READING PASSAGE:
....

Plants rather robust, forming flat yellowish-brown, red-brown, or red mats. Stems red-brown, wiry, in cross-section with very thick-walled outermost cells grading gradually into medullary cells and lacking a central strand. Stem and branch leaves differentiated by size. Stem leaves erect, imbricate, smooth even when dry, ovate, oblong, or oblong-panduriform, either abruptly tapered to a slender and often castaneous hair-point or acute, concave, recurved at lower margins, and mostly strongly inrolled above (accentuating the taper of the leaf tip), entire below, denticulate near apex, with a large and strongly differentiated alar group, ecostate. Branches variable in length on the same plant, straight or curved. Branch leaves smaller; upper laminal cells linear-rhomboidal or fusiform, firm-walled, obscure because of a very fine cuticular reticulum covering both surfaces, more or less porose (sometimes conspicuously so), becoming extremely thick-walled at the base of the acumen and more elongate towards the insertion; basal cells lacking cuticular reticulations and strongly orange-brown in several rows; marginal cells narrowly linear, smooth, forming a border extending to mid leaf or beyond, rarely not differentiated (in non-N.Z. taxa); alar cells thick-walled and brightly pigmented (usually red), forming a large, strongly differentiated, and auriculate group. Asexual propagulae lacking. Paraphyllia and pseudoparaphyllia absent.

....

MATERIAL SUPPLIED:

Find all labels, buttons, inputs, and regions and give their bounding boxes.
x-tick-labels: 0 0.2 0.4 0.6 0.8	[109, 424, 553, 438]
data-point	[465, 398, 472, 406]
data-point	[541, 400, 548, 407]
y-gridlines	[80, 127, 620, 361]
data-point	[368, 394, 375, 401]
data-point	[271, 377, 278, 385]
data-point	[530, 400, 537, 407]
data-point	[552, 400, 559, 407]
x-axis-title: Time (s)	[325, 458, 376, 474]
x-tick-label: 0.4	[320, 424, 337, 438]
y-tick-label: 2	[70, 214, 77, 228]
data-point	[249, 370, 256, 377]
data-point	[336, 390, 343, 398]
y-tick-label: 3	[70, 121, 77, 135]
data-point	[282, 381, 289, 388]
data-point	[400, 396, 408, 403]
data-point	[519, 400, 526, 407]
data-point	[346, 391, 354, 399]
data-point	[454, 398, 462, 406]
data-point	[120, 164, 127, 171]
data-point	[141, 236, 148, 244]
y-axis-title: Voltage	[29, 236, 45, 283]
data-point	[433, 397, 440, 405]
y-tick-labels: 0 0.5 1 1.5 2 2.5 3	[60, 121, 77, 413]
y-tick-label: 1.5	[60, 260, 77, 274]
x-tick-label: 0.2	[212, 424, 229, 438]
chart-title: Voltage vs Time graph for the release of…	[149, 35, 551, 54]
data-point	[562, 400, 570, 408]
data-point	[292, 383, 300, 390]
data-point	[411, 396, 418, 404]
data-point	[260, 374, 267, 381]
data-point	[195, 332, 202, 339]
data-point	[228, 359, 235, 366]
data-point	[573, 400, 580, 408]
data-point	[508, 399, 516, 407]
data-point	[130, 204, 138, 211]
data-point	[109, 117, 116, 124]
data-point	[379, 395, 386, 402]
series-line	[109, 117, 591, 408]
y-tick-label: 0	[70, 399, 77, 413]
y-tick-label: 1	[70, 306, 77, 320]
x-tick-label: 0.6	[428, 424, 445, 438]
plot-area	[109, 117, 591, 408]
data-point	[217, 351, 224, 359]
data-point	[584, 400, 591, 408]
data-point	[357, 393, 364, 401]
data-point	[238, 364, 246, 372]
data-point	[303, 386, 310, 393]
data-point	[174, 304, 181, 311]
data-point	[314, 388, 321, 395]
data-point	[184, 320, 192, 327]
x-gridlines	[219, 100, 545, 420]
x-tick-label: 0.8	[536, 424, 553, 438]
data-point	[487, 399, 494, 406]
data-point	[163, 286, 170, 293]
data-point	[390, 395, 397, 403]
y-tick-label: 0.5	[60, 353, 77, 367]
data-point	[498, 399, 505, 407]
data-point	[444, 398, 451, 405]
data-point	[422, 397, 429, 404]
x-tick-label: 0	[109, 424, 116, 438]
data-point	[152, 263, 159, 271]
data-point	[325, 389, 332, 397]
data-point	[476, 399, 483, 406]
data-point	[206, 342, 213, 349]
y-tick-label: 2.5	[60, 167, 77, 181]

....

PROBLEM SET:
A. Rewrite the paragraph of the plant description that begins "Plants rather robust" as a brief list, keeping its main facts.
B. According to the plant description, what covers both surfaces of the upper laminal cells of the branch leaves?

SOLUTIONS TO THE TASKS:
A.
- Habit: rather robust plants forming flat yellowish-brown, red-brown, or red mats.
- Stems: red-brown and wiry, with very thick-walled outer cells grading into medullary cells and no central strand.
- Leaves: stem and branch leaves differ in size.
- Stem leaves: erect, imbricate, and smooth even when dry. They are ovate, oblong, or oblong-panduriform, with either a slender, often castaneous hair-point or an acute tip. They are concave, recurved at the lower margins, and mostly strongly inrolled above. Margins are entire below and denticulate near the apex. Each has a large, strongly differentiated alar group and no costa.
- Branches: variable in length on the same plant, straight or curved.
- Branch leaves: smaller than stem leaves.
  - Upper cells: linear-rhomboidal or fusiform, firm-walled, and obscured by a fine cuticular reticulum on both surfaces. They are more or less porose and become very thick-walled at the base of the acumen.
  - Basal cells: lack reticulations and are strongly orange-brown in several rows.
  - Marginal cells: narrowly linear and smooth, forming a border to mid leaf or beyond.
  - Alar cells: thick-walled, usually red, forming a large auriculate group.
- Absent: asexual propagulae, paraphyllia, and pseudoparaphyllia.

B. A very fine cuticular reticulum.